PROBLEM DESCRIPTION:
Count every line where "二者物质的量相同" shows up, and give that number only.

MATERIAL FOR THIS TASK:
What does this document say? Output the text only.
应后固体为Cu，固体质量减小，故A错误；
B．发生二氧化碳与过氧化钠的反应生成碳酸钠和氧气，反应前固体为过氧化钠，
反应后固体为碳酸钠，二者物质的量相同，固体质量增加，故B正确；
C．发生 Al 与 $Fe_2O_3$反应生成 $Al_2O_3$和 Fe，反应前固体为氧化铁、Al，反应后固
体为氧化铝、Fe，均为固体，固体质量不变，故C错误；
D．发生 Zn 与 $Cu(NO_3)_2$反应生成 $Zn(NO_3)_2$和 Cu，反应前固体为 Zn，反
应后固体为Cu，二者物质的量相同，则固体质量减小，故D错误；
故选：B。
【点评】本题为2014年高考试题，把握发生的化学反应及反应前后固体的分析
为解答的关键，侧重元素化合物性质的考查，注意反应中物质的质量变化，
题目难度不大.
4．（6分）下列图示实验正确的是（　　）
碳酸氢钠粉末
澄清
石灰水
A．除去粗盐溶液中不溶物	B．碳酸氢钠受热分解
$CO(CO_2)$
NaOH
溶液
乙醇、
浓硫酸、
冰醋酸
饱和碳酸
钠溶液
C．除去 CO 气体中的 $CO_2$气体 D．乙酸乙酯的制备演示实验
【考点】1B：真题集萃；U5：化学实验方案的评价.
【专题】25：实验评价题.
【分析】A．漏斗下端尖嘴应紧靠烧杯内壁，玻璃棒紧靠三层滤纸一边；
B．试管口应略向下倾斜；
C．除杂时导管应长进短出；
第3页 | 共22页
...
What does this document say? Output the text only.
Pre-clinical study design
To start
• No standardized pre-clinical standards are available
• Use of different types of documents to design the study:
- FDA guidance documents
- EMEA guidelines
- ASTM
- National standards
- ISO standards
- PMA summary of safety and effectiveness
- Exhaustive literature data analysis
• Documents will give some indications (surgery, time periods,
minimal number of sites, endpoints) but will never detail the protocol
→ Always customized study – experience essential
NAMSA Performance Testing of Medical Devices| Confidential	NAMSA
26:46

CORRECT ANSWER:
2